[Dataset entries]

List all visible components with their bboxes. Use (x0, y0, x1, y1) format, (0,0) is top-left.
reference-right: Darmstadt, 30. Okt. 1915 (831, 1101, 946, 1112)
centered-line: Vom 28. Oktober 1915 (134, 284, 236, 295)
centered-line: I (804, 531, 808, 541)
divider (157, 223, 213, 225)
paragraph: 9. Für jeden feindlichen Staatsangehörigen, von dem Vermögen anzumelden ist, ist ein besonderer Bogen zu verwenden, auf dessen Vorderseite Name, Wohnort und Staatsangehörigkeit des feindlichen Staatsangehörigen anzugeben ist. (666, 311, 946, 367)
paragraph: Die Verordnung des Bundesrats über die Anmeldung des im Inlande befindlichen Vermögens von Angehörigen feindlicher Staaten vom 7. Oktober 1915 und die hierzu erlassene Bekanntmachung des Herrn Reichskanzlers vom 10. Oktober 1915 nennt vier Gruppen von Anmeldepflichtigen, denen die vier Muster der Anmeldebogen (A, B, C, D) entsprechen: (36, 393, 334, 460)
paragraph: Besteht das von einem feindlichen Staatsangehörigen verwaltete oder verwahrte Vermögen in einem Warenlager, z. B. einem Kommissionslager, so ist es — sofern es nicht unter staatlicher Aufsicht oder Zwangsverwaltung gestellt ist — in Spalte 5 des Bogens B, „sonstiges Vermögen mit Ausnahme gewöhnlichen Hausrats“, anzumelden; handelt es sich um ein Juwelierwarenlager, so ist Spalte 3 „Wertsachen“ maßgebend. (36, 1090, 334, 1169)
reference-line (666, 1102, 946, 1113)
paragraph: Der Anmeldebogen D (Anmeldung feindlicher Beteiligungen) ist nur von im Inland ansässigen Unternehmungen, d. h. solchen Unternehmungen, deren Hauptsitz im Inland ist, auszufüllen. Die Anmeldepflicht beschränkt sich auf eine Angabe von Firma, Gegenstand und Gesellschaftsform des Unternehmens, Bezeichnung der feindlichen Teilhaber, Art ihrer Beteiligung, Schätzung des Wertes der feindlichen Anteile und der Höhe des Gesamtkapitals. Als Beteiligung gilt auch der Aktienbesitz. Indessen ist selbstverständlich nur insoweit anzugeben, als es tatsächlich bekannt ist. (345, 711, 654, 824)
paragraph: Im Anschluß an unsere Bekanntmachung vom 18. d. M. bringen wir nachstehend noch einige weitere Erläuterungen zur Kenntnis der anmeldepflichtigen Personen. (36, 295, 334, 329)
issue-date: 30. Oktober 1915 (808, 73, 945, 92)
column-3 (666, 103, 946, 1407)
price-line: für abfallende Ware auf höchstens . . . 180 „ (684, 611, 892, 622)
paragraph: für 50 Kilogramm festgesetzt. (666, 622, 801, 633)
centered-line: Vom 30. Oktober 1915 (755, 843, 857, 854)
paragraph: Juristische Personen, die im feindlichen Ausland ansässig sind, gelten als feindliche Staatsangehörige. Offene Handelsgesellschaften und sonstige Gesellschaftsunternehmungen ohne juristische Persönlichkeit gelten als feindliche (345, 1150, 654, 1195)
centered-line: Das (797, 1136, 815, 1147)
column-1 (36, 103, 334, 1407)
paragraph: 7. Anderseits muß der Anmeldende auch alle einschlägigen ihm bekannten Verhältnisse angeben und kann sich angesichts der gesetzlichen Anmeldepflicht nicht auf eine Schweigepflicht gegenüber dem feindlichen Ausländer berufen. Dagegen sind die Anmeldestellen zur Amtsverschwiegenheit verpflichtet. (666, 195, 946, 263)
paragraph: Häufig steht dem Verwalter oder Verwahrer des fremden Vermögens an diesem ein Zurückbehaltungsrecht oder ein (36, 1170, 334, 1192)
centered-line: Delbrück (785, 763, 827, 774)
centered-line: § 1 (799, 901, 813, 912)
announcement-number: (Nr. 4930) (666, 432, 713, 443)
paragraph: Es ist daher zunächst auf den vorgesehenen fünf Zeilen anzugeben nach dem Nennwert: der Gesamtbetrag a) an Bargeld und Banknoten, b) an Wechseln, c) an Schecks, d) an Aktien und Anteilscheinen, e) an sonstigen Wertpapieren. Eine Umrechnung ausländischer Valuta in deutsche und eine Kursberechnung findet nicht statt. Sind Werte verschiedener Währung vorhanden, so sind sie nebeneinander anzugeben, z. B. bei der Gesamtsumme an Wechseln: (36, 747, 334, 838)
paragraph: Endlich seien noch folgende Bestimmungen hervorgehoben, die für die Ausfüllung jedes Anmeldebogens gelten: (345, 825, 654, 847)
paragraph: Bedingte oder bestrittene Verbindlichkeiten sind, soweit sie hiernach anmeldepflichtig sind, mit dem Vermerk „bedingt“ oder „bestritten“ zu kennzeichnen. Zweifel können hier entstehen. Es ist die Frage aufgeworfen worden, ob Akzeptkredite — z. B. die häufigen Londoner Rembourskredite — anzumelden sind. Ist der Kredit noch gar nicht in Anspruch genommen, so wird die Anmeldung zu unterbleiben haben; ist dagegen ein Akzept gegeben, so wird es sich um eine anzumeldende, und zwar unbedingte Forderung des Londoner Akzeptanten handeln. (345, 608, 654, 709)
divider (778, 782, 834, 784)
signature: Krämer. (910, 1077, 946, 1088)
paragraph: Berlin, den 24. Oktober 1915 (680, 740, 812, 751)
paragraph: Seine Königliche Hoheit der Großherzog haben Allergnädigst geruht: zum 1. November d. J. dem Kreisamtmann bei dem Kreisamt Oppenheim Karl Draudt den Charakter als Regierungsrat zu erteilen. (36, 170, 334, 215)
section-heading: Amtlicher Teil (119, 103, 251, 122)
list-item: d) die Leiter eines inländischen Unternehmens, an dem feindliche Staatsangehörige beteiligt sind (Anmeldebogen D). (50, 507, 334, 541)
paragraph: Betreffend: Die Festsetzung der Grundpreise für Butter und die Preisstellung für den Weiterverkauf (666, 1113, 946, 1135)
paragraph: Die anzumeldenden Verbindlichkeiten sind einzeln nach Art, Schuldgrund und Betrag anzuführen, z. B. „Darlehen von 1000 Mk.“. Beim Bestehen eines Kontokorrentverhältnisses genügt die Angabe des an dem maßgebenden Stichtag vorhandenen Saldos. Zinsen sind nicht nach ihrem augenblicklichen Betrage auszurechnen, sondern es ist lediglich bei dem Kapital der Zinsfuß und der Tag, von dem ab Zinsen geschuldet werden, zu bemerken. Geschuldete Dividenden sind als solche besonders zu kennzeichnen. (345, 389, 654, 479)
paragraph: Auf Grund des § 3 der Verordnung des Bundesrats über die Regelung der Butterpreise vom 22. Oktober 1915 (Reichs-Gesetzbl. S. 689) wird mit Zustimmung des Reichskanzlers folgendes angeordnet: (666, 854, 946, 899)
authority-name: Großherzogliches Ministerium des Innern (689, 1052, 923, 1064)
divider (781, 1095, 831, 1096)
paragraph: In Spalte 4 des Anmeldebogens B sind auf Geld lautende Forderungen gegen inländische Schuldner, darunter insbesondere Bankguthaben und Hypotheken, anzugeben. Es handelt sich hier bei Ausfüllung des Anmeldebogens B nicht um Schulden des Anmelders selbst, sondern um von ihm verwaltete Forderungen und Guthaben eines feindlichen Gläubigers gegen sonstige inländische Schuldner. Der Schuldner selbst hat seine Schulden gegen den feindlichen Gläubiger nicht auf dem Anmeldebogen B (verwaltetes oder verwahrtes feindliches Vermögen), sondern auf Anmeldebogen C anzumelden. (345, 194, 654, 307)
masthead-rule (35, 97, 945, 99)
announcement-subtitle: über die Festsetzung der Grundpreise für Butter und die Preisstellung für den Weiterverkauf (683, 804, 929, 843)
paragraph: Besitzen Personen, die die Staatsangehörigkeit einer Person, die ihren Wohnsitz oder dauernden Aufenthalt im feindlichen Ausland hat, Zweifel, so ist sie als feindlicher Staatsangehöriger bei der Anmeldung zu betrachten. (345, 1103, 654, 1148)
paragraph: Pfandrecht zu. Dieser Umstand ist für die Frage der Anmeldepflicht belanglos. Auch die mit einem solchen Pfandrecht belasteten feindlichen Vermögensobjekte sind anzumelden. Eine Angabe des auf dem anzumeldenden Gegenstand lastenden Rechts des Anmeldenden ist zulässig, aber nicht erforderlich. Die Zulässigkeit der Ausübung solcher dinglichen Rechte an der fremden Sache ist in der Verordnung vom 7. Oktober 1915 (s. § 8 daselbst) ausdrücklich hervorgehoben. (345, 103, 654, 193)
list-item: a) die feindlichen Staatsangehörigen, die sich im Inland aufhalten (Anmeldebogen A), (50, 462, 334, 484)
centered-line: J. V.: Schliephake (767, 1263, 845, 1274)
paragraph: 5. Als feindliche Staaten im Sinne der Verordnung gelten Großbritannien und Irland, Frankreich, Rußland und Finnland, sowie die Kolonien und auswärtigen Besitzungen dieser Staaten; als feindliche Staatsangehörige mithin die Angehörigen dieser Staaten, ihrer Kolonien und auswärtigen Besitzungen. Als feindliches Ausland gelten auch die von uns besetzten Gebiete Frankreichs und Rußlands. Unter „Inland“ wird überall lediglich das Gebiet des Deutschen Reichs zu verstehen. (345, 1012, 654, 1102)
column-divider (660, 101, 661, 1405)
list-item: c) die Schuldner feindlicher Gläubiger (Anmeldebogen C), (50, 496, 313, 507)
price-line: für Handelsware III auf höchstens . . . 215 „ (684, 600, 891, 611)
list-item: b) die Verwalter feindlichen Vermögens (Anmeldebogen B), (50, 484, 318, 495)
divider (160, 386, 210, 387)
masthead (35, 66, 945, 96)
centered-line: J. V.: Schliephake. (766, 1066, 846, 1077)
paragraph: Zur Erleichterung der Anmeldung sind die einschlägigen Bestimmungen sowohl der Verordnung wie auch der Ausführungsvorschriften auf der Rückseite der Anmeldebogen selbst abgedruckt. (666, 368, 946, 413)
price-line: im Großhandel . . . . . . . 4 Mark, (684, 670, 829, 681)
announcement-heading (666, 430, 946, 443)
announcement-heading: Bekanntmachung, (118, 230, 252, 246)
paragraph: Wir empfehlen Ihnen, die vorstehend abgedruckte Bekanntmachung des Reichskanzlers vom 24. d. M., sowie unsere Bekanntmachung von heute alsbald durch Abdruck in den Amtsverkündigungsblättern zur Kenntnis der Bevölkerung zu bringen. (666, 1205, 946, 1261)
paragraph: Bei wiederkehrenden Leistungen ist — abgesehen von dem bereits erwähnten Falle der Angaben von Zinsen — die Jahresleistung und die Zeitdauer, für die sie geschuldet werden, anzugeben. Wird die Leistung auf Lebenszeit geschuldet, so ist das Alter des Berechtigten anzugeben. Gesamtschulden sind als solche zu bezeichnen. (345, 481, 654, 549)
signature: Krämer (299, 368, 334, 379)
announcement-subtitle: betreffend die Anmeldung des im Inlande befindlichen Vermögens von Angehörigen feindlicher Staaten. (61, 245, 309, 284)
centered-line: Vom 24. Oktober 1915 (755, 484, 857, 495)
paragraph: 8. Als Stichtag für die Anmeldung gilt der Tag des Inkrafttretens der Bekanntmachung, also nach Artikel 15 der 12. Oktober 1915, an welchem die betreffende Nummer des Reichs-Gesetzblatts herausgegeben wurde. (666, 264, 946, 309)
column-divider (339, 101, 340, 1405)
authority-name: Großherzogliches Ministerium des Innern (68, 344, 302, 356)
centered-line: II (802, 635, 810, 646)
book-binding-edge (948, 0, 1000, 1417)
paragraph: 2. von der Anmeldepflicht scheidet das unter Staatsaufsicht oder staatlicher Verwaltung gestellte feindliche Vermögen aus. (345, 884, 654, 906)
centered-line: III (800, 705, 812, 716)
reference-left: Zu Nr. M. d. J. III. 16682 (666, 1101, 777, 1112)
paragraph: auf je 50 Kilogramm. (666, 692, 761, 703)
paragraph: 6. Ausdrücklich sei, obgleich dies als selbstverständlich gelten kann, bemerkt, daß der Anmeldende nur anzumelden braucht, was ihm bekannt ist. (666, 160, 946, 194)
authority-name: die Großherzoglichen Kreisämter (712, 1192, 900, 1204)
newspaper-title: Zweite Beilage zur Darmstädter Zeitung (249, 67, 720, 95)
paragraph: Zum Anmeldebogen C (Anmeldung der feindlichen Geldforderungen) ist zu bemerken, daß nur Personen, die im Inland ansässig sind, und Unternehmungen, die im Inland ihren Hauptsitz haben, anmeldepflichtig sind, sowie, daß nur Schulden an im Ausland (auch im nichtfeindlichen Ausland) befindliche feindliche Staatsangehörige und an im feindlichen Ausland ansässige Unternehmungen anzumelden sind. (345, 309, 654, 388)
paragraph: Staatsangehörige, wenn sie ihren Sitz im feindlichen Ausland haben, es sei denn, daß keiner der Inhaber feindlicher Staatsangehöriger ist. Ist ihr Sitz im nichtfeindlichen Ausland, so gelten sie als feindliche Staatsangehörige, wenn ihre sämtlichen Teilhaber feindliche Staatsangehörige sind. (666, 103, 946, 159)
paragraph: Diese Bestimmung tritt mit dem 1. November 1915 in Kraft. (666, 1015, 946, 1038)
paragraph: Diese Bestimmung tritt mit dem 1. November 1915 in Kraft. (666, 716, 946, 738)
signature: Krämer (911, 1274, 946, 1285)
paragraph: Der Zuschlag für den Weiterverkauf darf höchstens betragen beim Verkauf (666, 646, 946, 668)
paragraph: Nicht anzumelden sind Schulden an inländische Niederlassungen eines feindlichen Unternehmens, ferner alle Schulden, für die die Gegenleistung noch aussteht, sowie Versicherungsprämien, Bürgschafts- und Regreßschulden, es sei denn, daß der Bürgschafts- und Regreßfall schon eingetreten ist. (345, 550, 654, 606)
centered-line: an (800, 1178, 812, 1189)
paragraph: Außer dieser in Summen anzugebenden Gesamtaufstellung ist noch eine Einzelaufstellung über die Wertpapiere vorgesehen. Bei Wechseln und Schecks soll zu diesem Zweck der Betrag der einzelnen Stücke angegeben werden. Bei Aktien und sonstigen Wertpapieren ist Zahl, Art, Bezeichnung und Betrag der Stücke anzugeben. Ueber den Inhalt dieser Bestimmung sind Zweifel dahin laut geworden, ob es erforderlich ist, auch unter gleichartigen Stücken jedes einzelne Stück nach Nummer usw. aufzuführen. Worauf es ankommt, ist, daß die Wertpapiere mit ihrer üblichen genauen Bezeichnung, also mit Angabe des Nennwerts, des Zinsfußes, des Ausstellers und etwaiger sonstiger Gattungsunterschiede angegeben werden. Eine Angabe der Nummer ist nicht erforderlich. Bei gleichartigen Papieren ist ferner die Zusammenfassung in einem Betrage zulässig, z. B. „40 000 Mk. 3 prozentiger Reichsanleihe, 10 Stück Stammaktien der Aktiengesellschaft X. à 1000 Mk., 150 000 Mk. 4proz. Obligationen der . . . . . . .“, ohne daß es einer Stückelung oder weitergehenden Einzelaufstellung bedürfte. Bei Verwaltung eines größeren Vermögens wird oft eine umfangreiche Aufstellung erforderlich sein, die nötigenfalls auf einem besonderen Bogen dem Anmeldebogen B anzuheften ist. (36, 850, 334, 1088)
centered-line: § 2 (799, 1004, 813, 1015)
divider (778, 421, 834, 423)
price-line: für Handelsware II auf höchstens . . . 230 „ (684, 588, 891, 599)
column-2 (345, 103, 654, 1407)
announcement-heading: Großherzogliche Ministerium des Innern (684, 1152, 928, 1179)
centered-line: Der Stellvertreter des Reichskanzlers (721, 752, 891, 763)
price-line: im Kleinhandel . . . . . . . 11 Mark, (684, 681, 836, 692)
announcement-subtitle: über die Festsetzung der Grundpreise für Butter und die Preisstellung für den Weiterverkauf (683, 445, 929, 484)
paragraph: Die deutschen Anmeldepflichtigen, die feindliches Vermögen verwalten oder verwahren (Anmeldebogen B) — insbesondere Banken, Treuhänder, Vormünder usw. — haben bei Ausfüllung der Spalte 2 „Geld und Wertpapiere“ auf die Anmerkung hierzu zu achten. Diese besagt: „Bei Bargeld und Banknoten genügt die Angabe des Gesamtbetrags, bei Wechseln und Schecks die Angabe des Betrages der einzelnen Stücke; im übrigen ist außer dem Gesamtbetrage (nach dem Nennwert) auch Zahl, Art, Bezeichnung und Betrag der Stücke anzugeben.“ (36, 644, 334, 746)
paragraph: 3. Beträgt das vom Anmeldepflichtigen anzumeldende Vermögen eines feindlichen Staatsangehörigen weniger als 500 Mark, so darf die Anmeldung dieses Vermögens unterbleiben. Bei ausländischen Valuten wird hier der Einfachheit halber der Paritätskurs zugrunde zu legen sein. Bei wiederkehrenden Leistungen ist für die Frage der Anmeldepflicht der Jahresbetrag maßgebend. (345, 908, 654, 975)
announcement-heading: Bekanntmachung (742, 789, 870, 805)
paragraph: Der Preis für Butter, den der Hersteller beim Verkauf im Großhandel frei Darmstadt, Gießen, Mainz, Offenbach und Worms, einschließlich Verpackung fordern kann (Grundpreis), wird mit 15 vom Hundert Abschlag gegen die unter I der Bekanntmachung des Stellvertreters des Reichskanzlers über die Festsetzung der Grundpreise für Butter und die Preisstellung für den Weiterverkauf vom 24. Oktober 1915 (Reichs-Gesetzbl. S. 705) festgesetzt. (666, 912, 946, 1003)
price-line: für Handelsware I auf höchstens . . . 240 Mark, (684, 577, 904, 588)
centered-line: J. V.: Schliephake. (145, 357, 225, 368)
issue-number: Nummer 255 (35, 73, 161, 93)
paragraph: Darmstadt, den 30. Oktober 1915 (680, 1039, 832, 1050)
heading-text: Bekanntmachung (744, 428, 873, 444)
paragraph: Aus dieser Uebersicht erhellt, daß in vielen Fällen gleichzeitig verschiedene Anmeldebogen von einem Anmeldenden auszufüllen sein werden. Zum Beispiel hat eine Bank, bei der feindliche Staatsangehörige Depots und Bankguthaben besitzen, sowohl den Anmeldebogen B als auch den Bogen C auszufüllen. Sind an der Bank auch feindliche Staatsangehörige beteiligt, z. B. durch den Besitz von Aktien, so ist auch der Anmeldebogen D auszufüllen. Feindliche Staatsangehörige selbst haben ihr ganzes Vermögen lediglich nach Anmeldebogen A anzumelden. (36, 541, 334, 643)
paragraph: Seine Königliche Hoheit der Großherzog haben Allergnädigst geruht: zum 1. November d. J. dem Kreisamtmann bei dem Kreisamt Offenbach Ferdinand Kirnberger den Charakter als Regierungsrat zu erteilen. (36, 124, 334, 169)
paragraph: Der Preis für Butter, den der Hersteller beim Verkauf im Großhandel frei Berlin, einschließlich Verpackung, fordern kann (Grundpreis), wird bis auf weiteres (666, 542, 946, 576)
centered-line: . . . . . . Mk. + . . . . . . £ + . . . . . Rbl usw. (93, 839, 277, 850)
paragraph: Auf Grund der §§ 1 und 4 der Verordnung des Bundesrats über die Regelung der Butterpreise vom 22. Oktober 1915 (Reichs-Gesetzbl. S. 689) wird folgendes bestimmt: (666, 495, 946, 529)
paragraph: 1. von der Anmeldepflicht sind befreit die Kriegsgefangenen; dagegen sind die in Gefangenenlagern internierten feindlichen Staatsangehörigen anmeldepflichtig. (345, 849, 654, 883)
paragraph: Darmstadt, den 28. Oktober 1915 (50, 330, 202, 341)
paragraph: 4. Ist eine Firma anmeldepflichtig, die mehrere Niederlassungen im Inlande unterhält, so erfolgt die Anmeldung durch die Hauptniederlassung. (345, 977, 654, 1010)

▸ DIRECTIONS: State the number of lines above that include "authority", and nothing further.

▸ TASK ANSWER: 3